Start of Given information

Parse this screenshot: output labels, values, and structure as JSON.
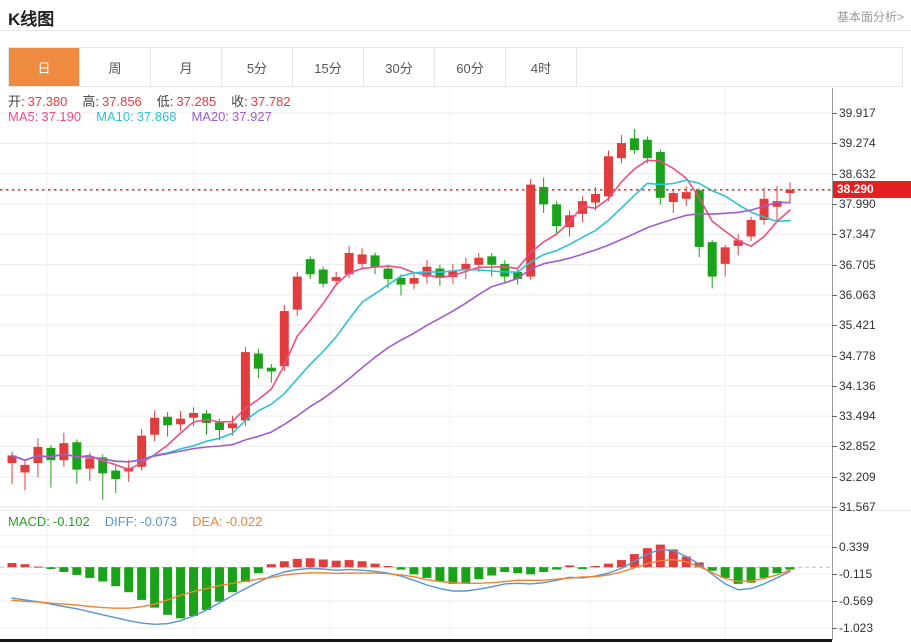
{
  "header": {
    "title": "K线图",
    "link": "基本面分析>"
  },
  "tabs": {
    "items": [
      "日",
      "周",
      "月",
      "5分",
      "15分",
      "30分",
      "60分",
      "4时"
    ],
    "active": "日"
  },
  "info": {
    "ohlc": [
      {
        "label": "开:",
        "value": "37.380"
      },
      {
        "label": "高:",
        "value": "37.856"
      },
      {
        "label": "低:",
        "value": "37.285"
      },
      {
        "label": "收:",
        "value": "37.782"
      }
    ],
    "ma": [
      {
        "label": "MA5:",
        "value": "37.190",
        "color": "#ef4d82"
      },
      {
        "label": "MA10:",
        "value": "37.868",
        "color": "#2cc2d4"
      },
      {
        "label": "MA20:",
        "value": "37.927",
        "color": "#a55bc9"
      }
    ],
    "macd": [
      {
        "label": "MACD:",
        "value": "-0.102",
        "color": "#27a227"
      },
      {
        "label": "DIFF:",
        "value": "-0.073",
        "color": "#5795d3"
      },
      {
        "label": "DEA:",
        "value": "-0.022",
        "color": "#ee8433"
      }
    ]
  },
  "axis": {
    "price_tag": "38.290"
  },
  "colors": {
    "up": "#e13d3d",
    "down": "#1aa21a",
    "ma5": "#ef4d82",
    "ma10": "#2cc2d4",
    "ma20": "#a55bc9",
    "diff": "#5795d3",
    "dea": "#ee8433",
    "active_tab_bg": "#ef8b41",
    "price_line": "#e13d3d",
    "tag_bg": "#e52020",
    "grid_h": "#ececec",
    "grid_v": "#f1f1f1",
    "zero_dash": "#a9cdcd"
  },
  "chart_data": [
    {
      "type": "candlestick",
      "title": "K线图 (日)",
      "ohlc_order": [
        "open",
        "high",
        "low",
        "close"
      ],
      "y_ticks": [
        39.917,
        39.274,
        38.632,
        37.99,
        37.347,
        36.705,
        36.063,
        35.421,
        34.778,
        34.136,
        33.494,
        32.852,
        32.209,
        31.567
      ],
      "last_price": 38.29,
      "candles": [
        [
          32.5,
          32.74,
          32.05,
          32.66
        ],
        [
          32.3,
          32.54,
          31.92,
          32.46
        ],
        [
          32.5,
          33.02,
          32.2,
          32.84
        ],
        [
          32.82,
          32.88,
          31.98,
          32.56
        ],
        [
          32.56,
          33.14,
          32.42,
          32.92
        ],
        [
          32.94,
          33.0,
          32.06,
          32.36
        ],
        [
          32.38,
          32.72,
          32.12,
          32.6
        ],
        [
          32.62,
          32.68,
          31.72,
          32.28
        ],
        [
          32.34,
          32.44,
          31.86,
          32.16
        ],
        [
          32.32,
          32.56,
          32.1,
          32.4
        ],
        [
          32.42,
          33.22,
          32.34,
          33.08
        ],
        [
          33.1,
          33.62,
          32.96,
          33.46
        ],
        [
          33.48,
          33.58,
          33.06,
          33.3
        ],
        [
          33.32,
          33.6,
          33.18,
          33.44
        ],
        [
          33.46,
          33.68,
          33.28,
          33.56
        ],
        [
          33.55,
          33.62,
          33.1,
          33.35
        ],
        [
          33.36,
          33.44,
          32.98,
          33.2
        ],
        [
          33.24,
          33.5,
          33.08,
          33.34
        ],
        [
          33.4,
          34.95,
          33.28,
          34.85
        ],
        [
          34.82,
          34.92,
          34.3,
          34.5
        ],
        [
          34.52,
          34.6,
          34.2,
          34.44
        ],
        [
          34.55,
          35.85,
          34.45,
          35.72
        ],
        [
          35.75,
          36.55,
          35.62,
          36.45
        ],
        [
          36.82,
          36.88,
          36.4,
          36.5
        ],
        [
          36.6,
          36.66,
          36.22,
          36.3
        ],
        [
          36.36,
          36.55,
          36.25,
          36.44
        ],
        [
          36.5,
          37.1,
          36.42,
          36.95
        ],
        [
          36.72,
          37.05,
          36.6,
          36.92
        ],
        [
          36.9,
          36.96,
          36.5,
          36.65
        ],
        [
          36.62,
          36.7,
          36.2,
          36.4
        ],
        [
          36.42,
          36.5,
          36.05,
          36.28
        ],
        [
          36.3,
          36.52,
          36.18,
          36.42
        ],
        [
          36.45,
          36.8,
          36.3,
          36.66
        ],
        [
          36.62,
          36.7,
          36.25,
          36.42
        ],
        [
          36.44,
          36.72,
          36.3,
          36.58
        ],
        [
          36.6,
          36.85,
          36.4,
          36.72
        ],
        [
          36.7,
          36.95,
          36.55,
          36.85
        ],
        [
          36.88,
          36.95,
          36.45,
          36.7
        ],
        [
          36.72,
          36.8,
          36.3,
          36.45
        ],
        [
          36.55,
          36.62,
          36.28,
          36.4
        ],
        [
          36.45,
          38.52,
          36.38,
          38.4
        ],
        [
          38.35,
          38.55,
          37.8,
          37.98
        ],
        [
          37.98,
          38.05,
          37.32,
          37.52
        ],
        [
          37.5,
          37.85,
          37.3,
          37.75
        ],
        [
          37.78,
          38.15,
          37.6,
          38.05
        ],
        [
          38.02,
          38.35,
          37.85,
          38.2
        ],
        [
          38.15,
          39.12,
          38.05,
          39.0
        ],
        [
          38.96,
          39.45,
          38.85,
          39.28
        ],
        [
          39.38,
          39.58,
          39.05,
          39.13
        ],
        [
          39.35,
          39.42,
          38.85,
          38.96
        ],
        [
          39.09,
          39.15,
          37.98,
          38.12
        ],
        [
          38.03,
          38.3,
          37.8,
          38.22
        ],
        [
          38.1,
          38.36,
          37.95,
          38.24
        ],
        [
          38.28,
          38.32,
          36.86,
          37.08
        ],
        [
          37.18,
          37.22,
          36.2,
          36.45
        ],
        [
          36.72,
          37.12,
          36.45,
          37.07
        ],
        [
          37.1,
          37.35,
          36.9,
          37.22
        ],
        [
          37.3,
          37.72,
          37.2,
          37.65
        ],
        [
          37.65,
          38.33,
          37.55,
          38.1
        ],
        [
          37.93,
          38.37,
          37.6,
          38.05
        ],
        [
          38.22,
          38.45,
          38.0,
          38.29
        ]
      ],
      "ma_windows": [
        5,
        10,
        20
      ]
    },
    {
      "type": "bar",
      "title": "MACD(12,26,9)",
      "y_ticks": [
        0.339,
        -0.115,
        -0.569,
        -1.023
      ],
      "hist": [
        0.07,
        0.05,
        0.01,
        -0.03,
        -0.08,
        -0.13,
        -0.18,
        -0.24,
        -0.32,
        -0.42,
        -0.55,
        -0.68,
        -0.8,
        -0.86,
        -0.82,
        -0.72,
        -0.58,
        -0.42,
        -0.25,
        -0.1,
        0.05,
        0.1,
        0.14,
        0.15,
        0.13,
        0.11,
        0.12,
        0.1,
        0.06,
        0.02,
        -0.04,
        -0.12,
        -0.18,
        -0.24,
        -0.28,
        -0.26,
        -0.2,
        -0.14,
        -0.08,
        -0.1,
        -0.12,
        -0.08,
        -0.04,
        0.03,
        -0.03,
        0.02,
        0.06,
        0.12,
        0.22,
        0.32,
        0.38,
        0.3,
        0.18,
        0.08,
        -0.06,
        -0.18,
        -0.28,
        -0.26,
        -0.18,
        -0.1,
        -0.04
      ],
      "diff": [
        -0.52,
        -0.55,
        -0.58,
        -0.62,
        -0.66,
        -0.7,
        -0.75,
        -0.8,
        -0.85,
        -0.9,
        -0.94,
        -0.96,
        -0.95,
        -0.9,
        -0.82,
        -0.72,
        -0.6,
        -0.48,
        -0.36,
        -0.25,
        -0.15,
        -0.08,
        -0.04,
        -0.02,
        -0.03,
        -0.05,
        -0.04,
        -0.05,
        -0.07,
        -0.1,
        -0.15,
        -0.22,
        -0.3,
        -0.36,
        -0.4,
        -0.4,
        -0.37,
        -0.33,
        -0.28,
        -0.27,
        -0.28,
        -0.26,
        -0.22,
        -0.17,
        -0.18,
        -0.15,
        -0.1,
        -0.02,
        0.1,
        0.22,
        0.3,
        0.28,
        0.18,
        0.05,
        -0.12,
        -0.28,
        -0.38,
        -0.36,
        -0.28,
        -0.18,
        -0.07
      ]
    }
  ]
}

End of Given information

◆ **What is being asked**:
Track down every line with the word "title" and copy it.

◆ **Correct answer**:
    "title": "K线图",
      "title": "K线图 (日)",
      "title": "MACD(12,26,9)",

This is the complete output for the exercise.